[Stored data entries]
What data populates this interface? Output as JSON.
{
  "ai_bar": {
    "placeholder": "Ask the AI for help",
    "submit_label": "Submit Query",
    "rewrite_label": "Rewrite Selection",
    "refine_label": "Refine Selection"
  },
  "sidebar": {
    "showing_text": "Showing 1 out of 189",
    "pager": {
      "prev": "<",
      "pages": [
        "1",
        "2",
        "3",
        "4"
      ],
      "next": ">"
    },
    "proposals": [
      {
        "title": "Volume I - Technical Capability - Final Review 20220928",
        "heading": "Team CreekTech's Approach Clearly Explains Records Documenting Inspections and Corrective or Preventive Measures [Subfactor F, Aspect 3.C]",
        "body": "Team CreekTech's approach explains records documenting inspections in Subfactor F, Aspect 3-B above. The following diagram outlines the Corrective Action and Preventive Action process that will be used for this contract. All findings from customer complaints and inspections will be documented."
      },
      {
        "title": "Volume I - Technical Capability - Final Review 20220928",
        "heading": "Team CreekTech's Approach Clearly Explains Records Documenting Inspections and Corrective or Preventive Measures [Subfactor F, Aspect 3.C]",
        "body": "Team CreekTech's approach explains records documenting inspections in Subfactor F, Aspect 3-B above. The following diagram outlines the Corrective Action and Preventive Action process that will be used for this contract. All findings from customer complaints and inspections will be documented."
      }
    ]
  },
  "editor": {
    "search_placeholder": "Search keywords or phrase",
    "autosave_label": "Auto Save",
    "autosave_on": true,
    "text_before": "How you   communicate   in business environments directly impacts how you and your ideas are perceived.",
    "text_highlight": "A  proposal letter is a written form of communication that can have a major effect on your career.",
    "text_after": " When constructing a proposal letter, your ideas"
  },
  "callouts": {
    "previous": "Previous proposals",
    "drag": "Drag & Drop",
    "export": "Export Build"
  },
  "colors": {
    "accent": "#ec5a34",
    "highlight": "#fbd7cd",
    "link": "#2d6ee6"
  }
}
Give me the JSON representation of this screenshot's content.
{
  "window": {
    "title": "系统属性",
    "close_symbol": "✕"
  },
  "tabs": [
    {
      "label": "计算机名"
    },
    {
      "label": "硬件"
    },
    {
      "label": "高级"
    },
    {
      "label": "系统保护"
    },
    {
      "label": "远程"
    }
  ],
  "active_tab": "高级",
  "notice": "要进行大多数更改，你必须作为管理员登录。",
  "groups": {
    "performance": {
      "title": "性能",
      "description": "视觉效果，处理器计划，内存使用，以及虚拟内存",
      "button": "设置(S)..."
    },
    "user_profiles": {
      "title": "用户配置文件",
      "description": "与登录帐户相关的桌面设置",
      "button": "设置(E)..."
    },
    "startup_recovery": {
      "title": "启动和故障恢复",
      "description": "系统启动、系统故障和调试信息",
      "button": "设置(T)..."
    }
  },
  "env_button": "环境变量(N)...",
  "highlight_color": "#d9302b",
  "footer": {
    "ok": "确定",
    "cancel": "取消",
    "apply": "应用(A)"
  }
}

» **WHAT IS EXPECTED**: Extract the whole listing, character for character.

» **ANSWER FOR THIS EXERCISE**:
What data populates this interface? Output as JSON.
{
  "ai_bar": {
    "placeholder": "Ask the AI for help",
    "submit_label": "Submit Query",
    "rewrite_label": "Rewrite Selection",
    "refine_label": "Refine Selection"
  },
  "sidebar": {
    "showing_text": "Showing 1 out of 189",
    "pager": {
      "prev": "<",
      "pages": [
        "1",
        "2",
        "3",
        "4"
      ],
      "next": ">"
    },
    "proposals": [
      {
        "title": "Volume I - Technical Capability - Final Review 20220928",
        "heading": "Team CreekTech's Approach Clearly Explains Records Documenting Inspections and Corrective or Preventive Measures [Subfactor F, Aspect 3.C]",
        "body": "Team CreekTech's approach explains records documenting inspections in Subfactor F, Aspect 3-B above. The following diagram outlines the Corrective Action and Preventive Action process that will be used for this contract. All findings from customer complaints and inspections will be documented."
      },
      {
        "title": "Volume I - Technical Capability - Final Review 20220928",
        "heading": "Team CreekTech's Approach Clearly Explains Records Documenting Inspections and Corrective or Preventive Measures [Subfactor F, Aspect 3.C]",
        "body": "Team CreekTech's approach explains records documenting inspections in Subfactor F, Aspect 3-B above. The following diagram outlines the Corrective Action and Preventive Action process that will be used for this contract. All findings from customer complaints and inspections will be documented."
      }
    ]
  },
  "editor": {
    "search_placeholder": "Search keywords or phrase",
    "autosave_label": "Auto Save",
    "autosave_on": true,
    "text_before": "How you   communicate   in business environments directly impacts how you and your ideas are perceived.",
    "text_highlight": "A  proposal letter is a written form of communication that can have a major effect on your career.",
    "text_after": " When constructing a proposal letter, your ideas"
  },
  "callouts": {
    "previous": "Previous proposals",
    "drag": "Drag & Drop",
    "export": "Export Build"
  },
  "colors": {
    "accent": "#ec5a34",
    "highlight": "#fbd7cd",
    "link": "#2d6ee6"
  }
}
Give me the JSON representation of this screenshot's content.
{
  "window": {
    "title": "系统属性",
    "close_symbol": "✕"
  },
  "tabs": [
    {
      "label": "计算机名"
    },
    {
      "label": "硬件"
    },
    {
      "label": "高级"
    },
    {
      "label": "系统保护"
    },
    {
      "label": "远程"
    }
  ],
  "active_tab": "高级",
  "notice": "要进行大多数更改，你必须作为管理员登录。",
  "groups": {
    "performance": {
      "title": "性能",
      "description": "视觉效果，处理器计划，内存使用，以及虚拟内存",
      "button": "设置(S)..."
    },
    "user_profiles": {
      "title": "用户配置文件",
      "description": "与登录帐户相关的桌面设置",
      "button": "设置(E)..."
    },
    "startup_recovery": {
      "title": "启动和故障恢复",
      "description": "系统启动、系统故障和调试信息",
      "button": "设置(T)..."
    }
  },
  "env_button": "环境变量(N)...",
  "highlight_color": "#d9302b",
  "footer": {
    "ok": "确定",
    "cancel": "取消",
    "apply": "应用(A)"
  }
}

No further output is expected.